### [Exercise directions]
Copy all the material that follows, keeping every character the same.

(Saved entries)
━━━━━━━━
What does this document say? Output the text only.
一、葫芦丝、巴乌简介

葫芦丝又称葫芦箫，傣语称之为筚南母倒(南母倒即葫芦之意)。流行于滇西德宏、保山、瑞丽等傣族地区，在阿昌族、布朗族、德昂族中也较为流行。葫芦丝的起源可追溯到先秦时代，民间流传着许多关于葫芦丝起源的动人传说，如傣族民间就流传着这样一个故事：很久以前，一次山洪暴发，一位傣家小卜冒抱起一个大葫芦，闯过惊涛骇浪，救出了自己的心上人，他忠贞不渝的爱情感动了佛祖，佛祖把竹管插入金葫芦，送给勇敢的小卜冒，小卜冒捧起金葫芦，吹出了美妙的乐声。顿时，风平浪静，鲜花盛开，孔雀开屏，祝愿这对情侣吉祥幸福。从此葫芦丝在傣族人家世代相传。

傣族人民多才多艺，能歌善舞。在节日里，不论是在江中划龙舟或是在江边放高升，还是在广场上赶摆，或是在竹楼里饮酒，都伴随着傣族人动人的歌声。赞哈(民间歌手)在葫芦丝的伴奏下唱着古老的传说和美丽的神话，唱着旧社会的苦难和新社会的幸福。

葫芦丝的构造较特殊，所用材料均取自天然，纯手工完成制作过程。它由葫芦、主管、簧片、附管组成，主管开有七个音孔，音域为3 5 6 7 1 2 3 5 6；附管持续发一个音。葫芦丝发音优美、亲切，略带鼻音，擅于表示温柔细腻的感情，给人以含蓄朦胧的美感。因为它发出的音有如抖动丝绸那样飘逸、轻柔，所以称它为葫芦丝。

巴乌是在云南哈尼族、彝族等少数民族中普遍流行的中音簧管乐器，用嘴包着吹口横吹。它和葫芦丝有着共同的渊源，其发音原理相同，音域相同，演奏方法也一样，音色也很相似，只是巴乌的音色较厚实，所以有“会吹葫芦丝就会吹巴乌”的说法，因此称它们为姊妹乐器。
━━━━━━━━
### [The response]
What does this document say? Output the text only.
一、葫芦丝、巴乌简介

葫芦丝又称葫芦箫，傣语称之为筚南母倒(南母倒即葫芦之意)。流行于滇西德宏、保山、瑞丽等傣族地区，在阿昌族、布朗族、德昂族中也较为流行。葫芦丝的起源可追溯到先秦时代，民间流传着许多关于葫芦丝起源的动人传说，如傣族民间就流传着这样一个故事：很久以前，一次山洪暴发，一位傣家小卜冒抱起一个大葫芦，闯过惊涛骇浪，救出了自己的心上人，他忠贞不渝的爱情感动了佛祖，佛祖把竹管插入金葫芦，送给勇敢的小卜冒，小卜冒捧起金葫芦，吹出了美妙的乐声。顿时，风平浪静，鲜花盛开，孔雀开屏，祝愿这对情侣吉祥幸福。从此葫芦丝在傣族人家世代相传。

傣族人民多才多艺，能歌善舞。在节日里，不论是在江中划龙舟或是在江边放高升，还是在广场上赶摆，或是在竹楼里饮酒，都伴随着傣族人动人的歌声。赞哈(民间歌手)在葫芦丝的伴奏下唱着古老的传说和美丽的神话，唱着旧社会的苦难和新社会的幸福。

葫芦丝的构造较特殊，所用材料均取自天然，纯手工完成制作过程。它由葫芦、主管、簧片、附管组成，主管开有七个音孔，音域为3 5 6 7 1 2 3 5 6；附管持续发一个音。葫芦丝发音优美、亲切，略带鼻音，擅于表示温柔细腻的感情，给人以含蓄朦胧的美感。因为它发出的音有如抖动丝绸那样飘逸、轻柔，所以称它为葫芦丝。

巴乌是在云南哈尼族、彝族等少数民族中普遍流行的中音簧管乐器，用嘴包着吹口横吹。它和葫芦丝有着共同的渊源，其发音原理相同，音域相同，演奏方法也一样，音色也很相似，只是巴乌的音色较厚实，所以有“会吹葫芦丝就会吹巴乌”的说法，因此称它们为姊妹乐器。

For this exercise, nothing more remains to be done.